◆ **Task details**
Which lines hold the string "data"? Copy every one of them.

◆ **Records for this exercise**

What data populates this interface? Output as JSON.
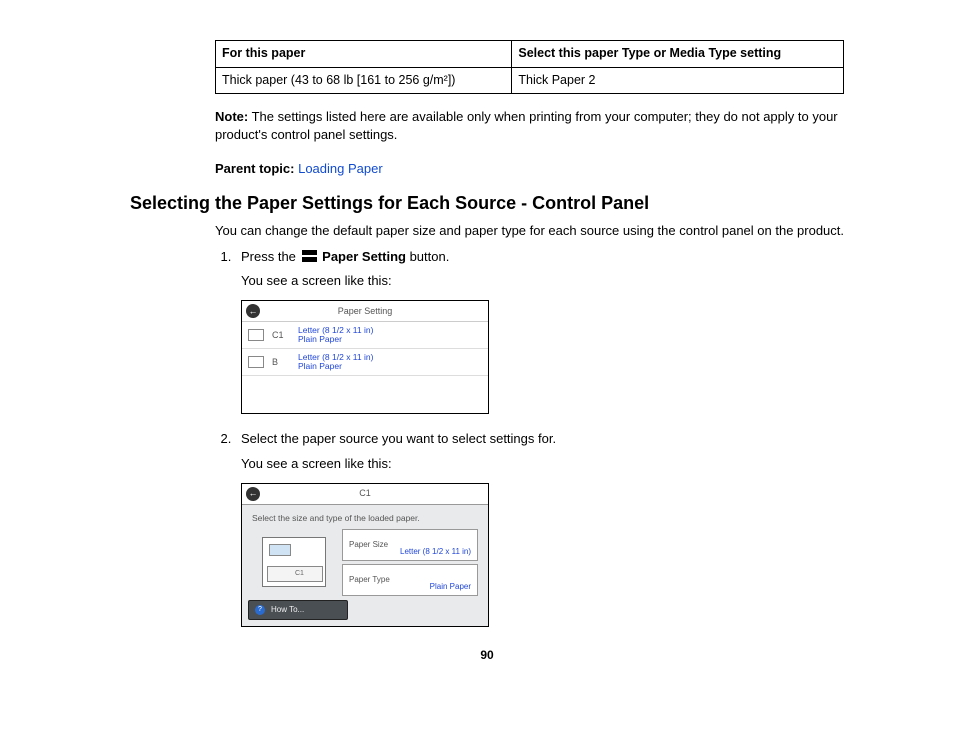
{
  "table": {
    "head": [
      "For this paper",
      "Select this paper Type or Media Type setting"
    ],
    "row": [
      "Thick paper (43 to 68 lb [161 to 256 g/m²])",
      "Thick Paper 2"
    ]
  },
  "note": {
    "label": "Note:",
    "text": " The settings listed here are available only when printing from your computer; they do not apply to your product's control panel settings."
  },
  "parent_topic": {
    "label": "Parent topic:",
    "link": "Loading Paper"
  },
  "heading": "Selecting the Paper Settings for Each Source - Control Panel",
  "intro": "You can change the default paper size and paper type for each source using the control panel on the product.",
  "step1": {
    "pre": "Press the ",
    "button_label": "Paper Setting",
    "post": " button.",
    "sub": "You see a screen like this:"
  },
  "screenshot1": {
    "title": "Paper Setting",
    "rows": [
      {
        "tray": "C1",
        "line1": "Letter (8 1/2 x 11 in)",
        "line2": "Plain Paper"
      },
      {
        "tray": "B",
        "line1": "Letter (8 1/2 x 11 in)",
        "line2": "Plain Paper"
      }
    ]
  },
  "step2": {
    "text": "Select the paper source you want to select settings for.",
    "sub": "You see a screen like this:"
  },
  "screenshot2": {
    "title": "C1",
    "prompt": "Select the size and type of the loaded paper.",
    "rows": [
      {
        "label": "Paper Size",
        "value": "Letter (8 1/2 x 11 in)"
      },
      {
        "label": "Paper Type",
        "value": "Plain Paper"
      }
    ],
    "howto": "How To..."
  },
  "page_number": "90"
}
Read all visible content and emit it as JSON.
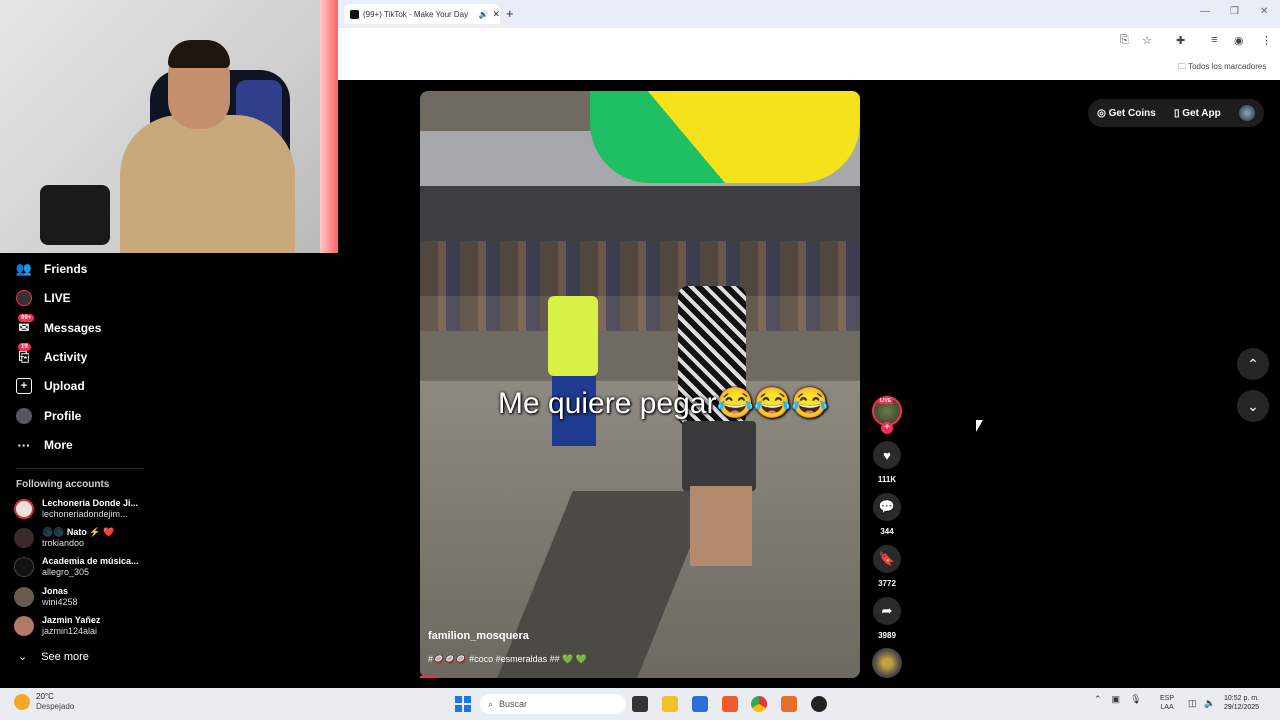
{
  "browser": {
    "tab_title": "(99+) TikTok - Make Your Day",
    "new_tab": "+",
    "tab_close": "✕",
    "bookmarks_label": "Todos los marcadores",
    "window_controls": [
      "—",
      "❐",
      "✕"
    ]
  },
  "sidebar": {
    "nav": [
      {
        "label": "Friends",
        "icon": "friends-icon",
        "badge": ""
      },
      {
        "label": "LIVE",
        "icon": "live-icon",
        "badge": ""
      },
      {
        "label": "Messages",
        "icon": "messages-icon",
        "badge": "99+"
      },
      {
        "label": "Activity",
        "icon": "activity-icon",
        "badge": "19"
      },
      {
        "label": "Upload",
        "icon": "upload-icon",
        "badge": ""
      },
      {
        "label": "Profile",
        "icon": "profile-icon",
        "badge": ""
      },
      {
        "label": "More",
        "icon": "more-icon",
        "badge": ""
      }
    ],
    "following_header": "Following accounts",
    "accounts": [
      {
        "name": "Lechoneria Donde Ji...",
        "handle": "lechoneriadondejim...",
        "color": "#e8e2dc"
      },
      {
        "name": "Nato",
        "handle": "trokiandoo",
        "color": "#3a2a2a"
      },
      {
        "name": "Academia de música...",
        "handle": "allegro_305",
        "color": "#121212"
      },
      {
        "name": "Jonas",
        "handle": "wini4258",
        "color": "#6a5a50"
      },
      {
        "name": "Jazmin Yañez",
        "handle": "jazmin124alai",
        "color": "#b07a66"
      }
    ],
    "see_more": "See more"
  },
  "video": {
    "caption": "Me quiere pegar😂😂😂",
    "username": "familion_mosquera",
    "description": "#🥥🥥🥥 #coco #esmeraldas ## 💚 💚",
    "progress": 0.04
  },
  "actions": {
    "live_tag": "LIVE",
    "follow": "+",
    "likes": "111K",
    "comments": "344",
    "saves": "3772",
    "shares": "3989"
  },
  "topbar": {
    "get_coins": "Get Coins",
    "get_app": "Get App"
  },
  "taskbar": {
    "weather_temp": "20°C",
    "weather_desc": "Despejado",
    "search_placeholder": "Buscar",
    "lang_top": "ESP",
    "lang_bottom": "LAA",
    "time": "10:52 p. m.",
    "date": "29/12/2025"
  },
  "colors": {
    "accent": "#fe2c55",
    "background": "#000000",
    "taskbar": "#e9ecf1"
  }
}
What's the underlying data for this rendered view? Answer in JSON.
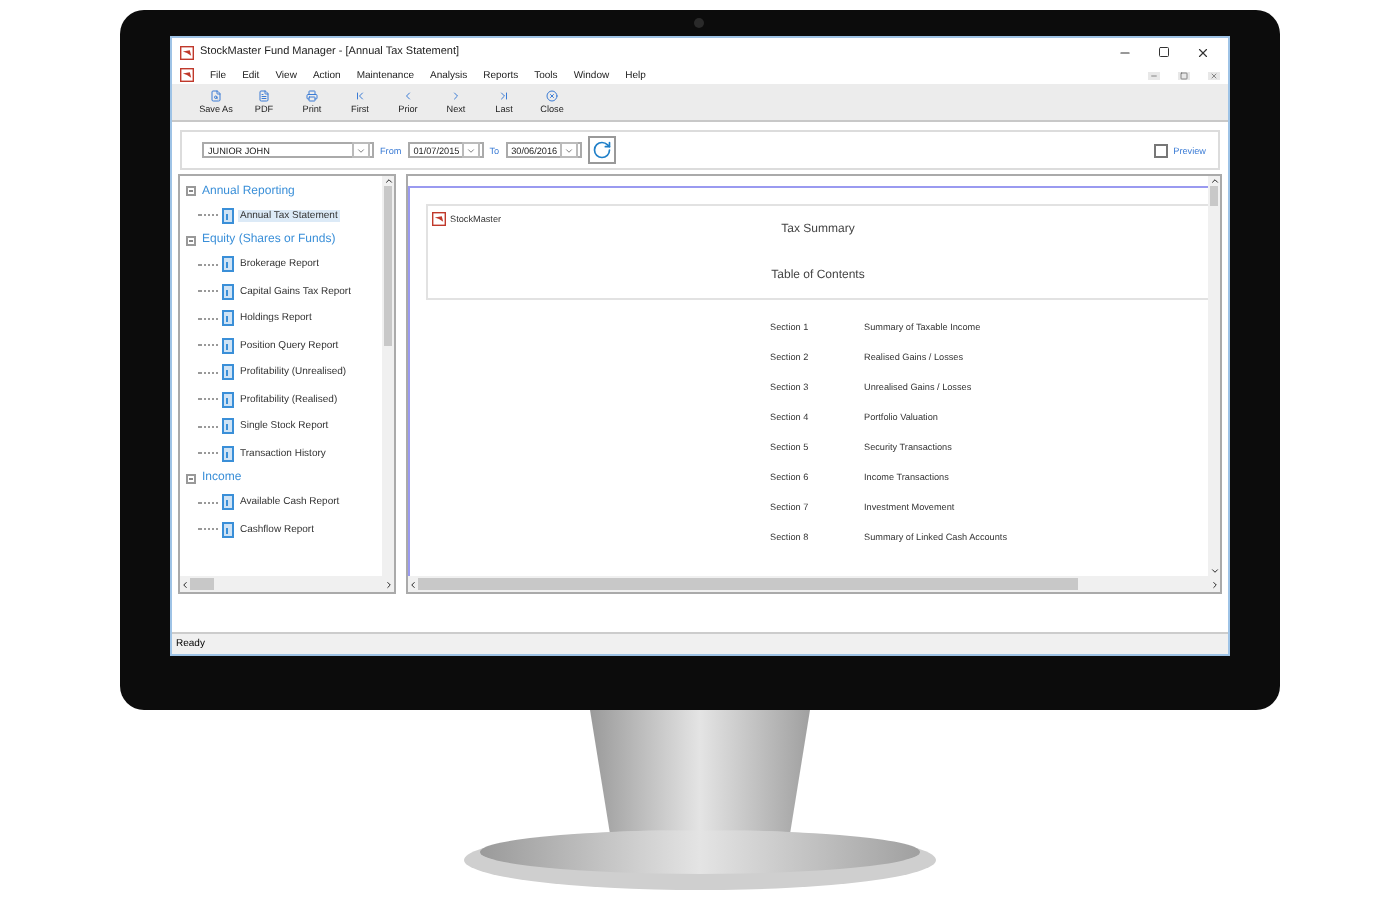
{
  "window": {
    "title": "StockMaster Fund Manager - [Annual Tax Statement]"
  },
  "menu": [
    "File",
    "Edit",
    "View",
    "Action",
    "Maintenance",
    "Analysis",
    "Reports",
    "Tools",
    "Window",
    "Help"
  ],
  "toolbar": [
    {
      "label": "Save As",
      "kind": "save"
    },
    {
      "label": "PDF",
      "kind": "pdf"
    },
    {
      "label": "Print",
      "kind": "print"
    },
    {
      "label": "First",
      "kind": "first"
    },
    {
      "label": "Prior",
      "kind": "prior"
    },
    {
      "label": "Next",
      "kind": "next"
    },
    {
      "label": "Last",
      "kind": "last"
    },
    {
      "label": "Close",
      "kind": "close"
    }
  ],
  "filter": {
    "account": "JUNIOR JOHN",
    "from_label": "From",
    "from_date": "01/07/2015",
    "to_label": "To",
    "to_date": "30/06/2016",
    "preview": {
      "label": "Preview",
      "checked": false
    }
  },
  "tree": [
    {
      "label": "Annual Reporting",
      "expanded": true,
      "children": [
        {
          "label": "Annual Tax Statement",
          "selected": true
        }
      ]
    },
    {
      "label": "Equity (Shares or Funds)",
      "expanded": true,
      "children": [
        {
          "label": "Brokerage Report",
          "selected": false
        },
        {
          "label": "Capital Gains Tax Report",
          "selected": false
        },
        {
          "label": "Holdings Report",
          "selected": false
        },
        {
          "label": "Position Query Report",
          "selected": false
        },
        {
          "label": "Profitability (Unrealised)",
          "selected": false
        },
        {
          "label": "Profitability (Realised)",
          "selected": false
        },
        {
          "label": "Single Stock Report",
          "selected": false
        },
        {
          "label": "Transaction History",
          "selected": false
        }
      ]
    },
    {
      "label": "Income",
      "expanded": true,
      "children": [
        {
          "label": "Available Cash Report",
          "selected": false
        },
        {
          "label": "Cashflow Report",
          "selected": false
        }
      ]
    }
  ],
  "report": {
    "brand": "StockMaster",
    "title": "Tax Summary",
    "subtitle": "Table of Contents",
    "sections": [
      {
        "number": "Section 1",
        "name": "Summary of Taxable Income"
      },
      {
        "number": "Section 2",
        "name": "Realised Gains / Losses"
      },
      {
        "number": "Section 3",
        "name": "Unrealised Gains / Losses"
      },
      {
        "number": "Section 4",
        "name": "Portfolio Valuation"
      },
      {
        "number": "Section 5",
        "name": "Security Transactions"
      },
      {
        "number": "Section 6",
        "name": "Income Transactions"
      },
      {
        "number": "Section 7",
        "name": "Investment Movement"
      },
      {
        "number": "Section 8",
        "name": "Summary of Linked Cash Accounts"
      }
    ]
  },
  "status_bar": "Ready"
}
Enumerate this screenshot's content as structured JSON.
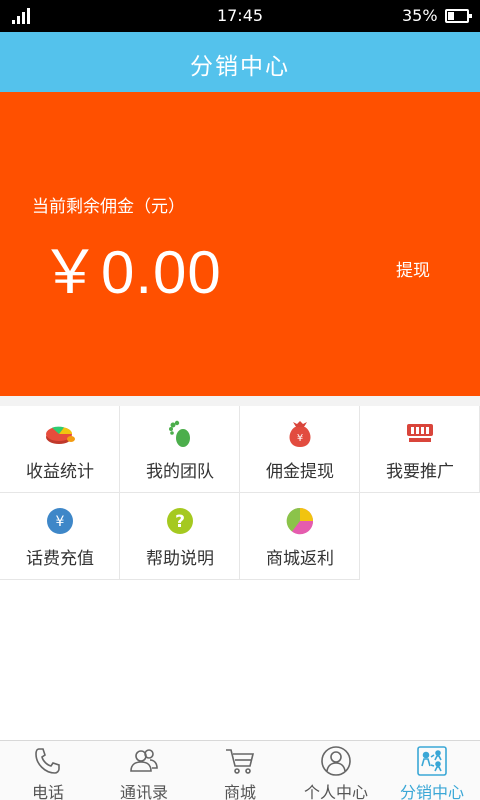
{
  "status_bar": {
    "time": "17:45",
    "battery": "35%",
    "battery_level": 0.35
  },
  "header": {
    "title": "分销中心"
  },
  "commission": {
    "label": "当前剩余佣金（元）",
    "amount": "￥0.00",
    "withdraw_label": "提现"
  },
  "colors": {
    "title_bar": "#54c2ec",
    "commission_panel": "#ff5000",
    "accent_active": "#3aa7d6"
  },
  "grid": [
    {
      "label": "收益统计",
      "icon": "pie-chart-icon"
    },
    {
      "label": "我的团队",
      "icon": "footprint-icon"
    },
    {
      "label": "佣金提现",
      "icon": "money-bag-icon"
    },
    {
      "label": "我要推广",
      "icon": "shop-awning-icon"
    },
    {
      "label": "话费充值",
      "icon": "yen-coin-icon"
    },
    {
      "label": "帮助说明",
      "icon": "question-icon"
    },
    {
      "label": "商城返利",
      "icon": "rebate-pie-icon"
    }
  ],
  "bottom_nav": [
    {
      "label": "电话",
      "icon": "phone-icon"
    },
    {
      "label": "通讯录",
      "icon": "contacts-icon"
    },
    {
      "label": "商城",
      "icon": "cart-icon"
    },
    {
      "label": "个人中心",
      "icon": "user-icon"
    },
    {
      "label": "分销中心",
      "icon": "distribution-icon",
      "active": true
    }
  ]
}
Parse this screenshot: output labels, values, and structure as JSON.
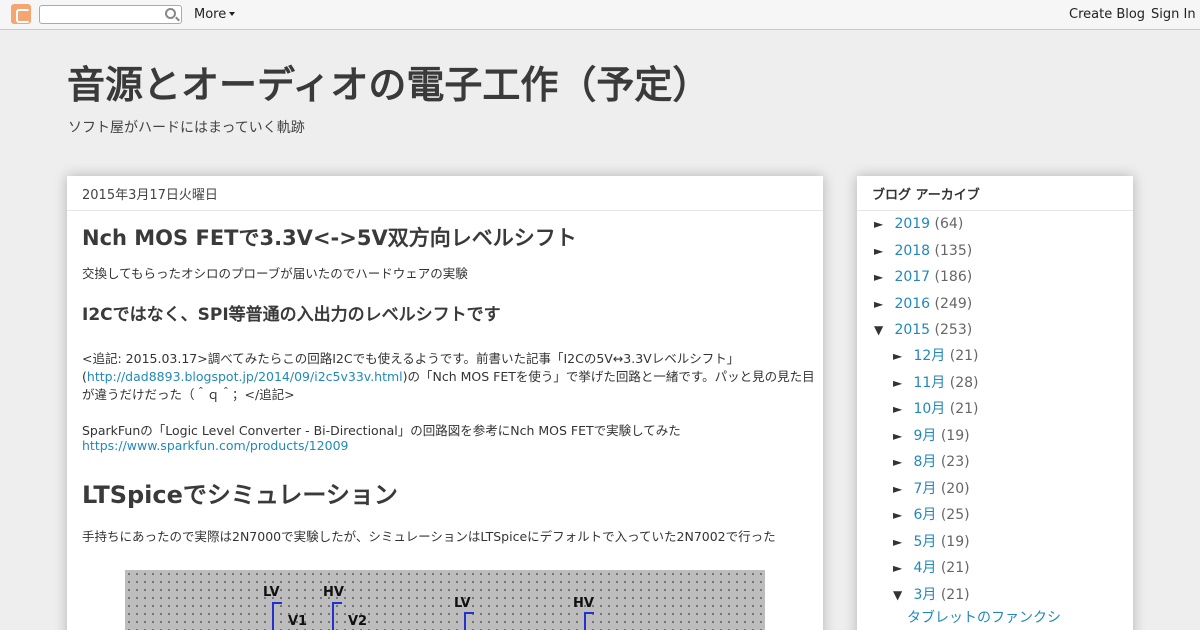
{
  "navbar": {
    "search_placeholder": "",
    "more_label": "More",
    "create_blog_label": "Create Blog",
    "sign_in_label": "Sign In"
  },
  "header": {
    "title": "音源とオーディオの電子工作（予定）",
    "description": "ソフト屋がハードにはまっていく軌跡"
  },
  "post": {
    "date": "2015年3月17日火曜日",
    "title": "Nch MOS FETで3.3V<->5V双方向レベルシフト",
    "intro": "交換してもらったオシロのプローブが届いたのでハードウェアの実験",
    "subheading": "I2Cではなく、SPI等普通の入出力のレベルシフトです",
    "note_line1": "<追記: 2015.03.17>調べてみたらこの回路I2Cでも使えるようです。前書いた記事「I2Cの5V↔3.3Vレベルシフト」",
    "note_line2_prefix": "(",
    "note_line2_link": "http://dad8893.blogspot.jp/2014/09/i2c5v33v.html",
    "note_line2_suffix": ")の「Nch MOS FETを使う」で挙げた回路と一緒です。パッと見の見た目",
    "note_line3": "が違うだけだった（＾ｑ＾；</追記>",
    "sparkfun_line": "SparkFunの「Logic Level Converter - Bi-Directional」の回路図を参考にNch MOS FETで実験してみた",
    "sparkfun_link": "https://www.sparkfun.com/products/12009",
    "section_heading": "LTSpiceでシミュレーション",
    "section_text": "手持ちにあったので実際は2N7000で実験したが、シミュレーションはLTSpiceにデフォルトで入っていた2N7002で行った",
    "schematic_labels": {
      "lv1": "LV",
      "hv1": "HV",
      "v1": "V1",
      "v2": "V2",
      "lv2": "LV",
      "hv2": "HV"
    }
  },
  "sidebar": {
    "title": "ブログ アーカイブ",
    "years": [
      {
        "toggle": "►",
        "label": "2019",
        "count": "(64)"
      },
      {
        "toggle": "►",
        "label": "2018",
        "count": "(135)"
      },
      {
        "toggle": "►",
        "label": "2017",
        "count": "(186)"
      },
      {
        "toggle": "►",
        "label": "2016",
        "count": "(249)"
      },
      {
        "toggle": "▼",
        "label": "2015",
        "count": "(253)"
      }
    ],
    "months": [
      {
        "toggle": "►",
        "label": "12月",
        "count": "(21)"
      },
      {
        "toggle": "►",
        "label": "11月",
        "count": "(28)"
      },
      {
        "toggle": "►",
        "label": "10月",
        "count": "(21)"
      },
      {
        "toggle": "►",
        "label": "9月",
        "count": "(19)"
      },
      {
        "toggle": "►",
        "label": "8月",
        "count": "(23)"
      },
      {
        "toggle": "►",
        "label": "7月",
        "count": "(20)"
      },
      {
        "toggle": "►",
        "label": "6月",
        "count": "(25)"
      },
      {
        "toggle": "►",
        "label": "5月",
        "count": "(19)"
      },
      {
        "toggle": "►",
        "label": "4月",
        "count": "(21)"
      },
      {
        "toggle": "▼",
        "label": "3月",
        "count": "(21)"
      }
    ],
    "post_title": "タブレットのファンクシ"
  }
}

◆ **Reply to the task**
What data populates this interface? Output as JSON.
What's the underlying data for this rendered view? Answer in JSON.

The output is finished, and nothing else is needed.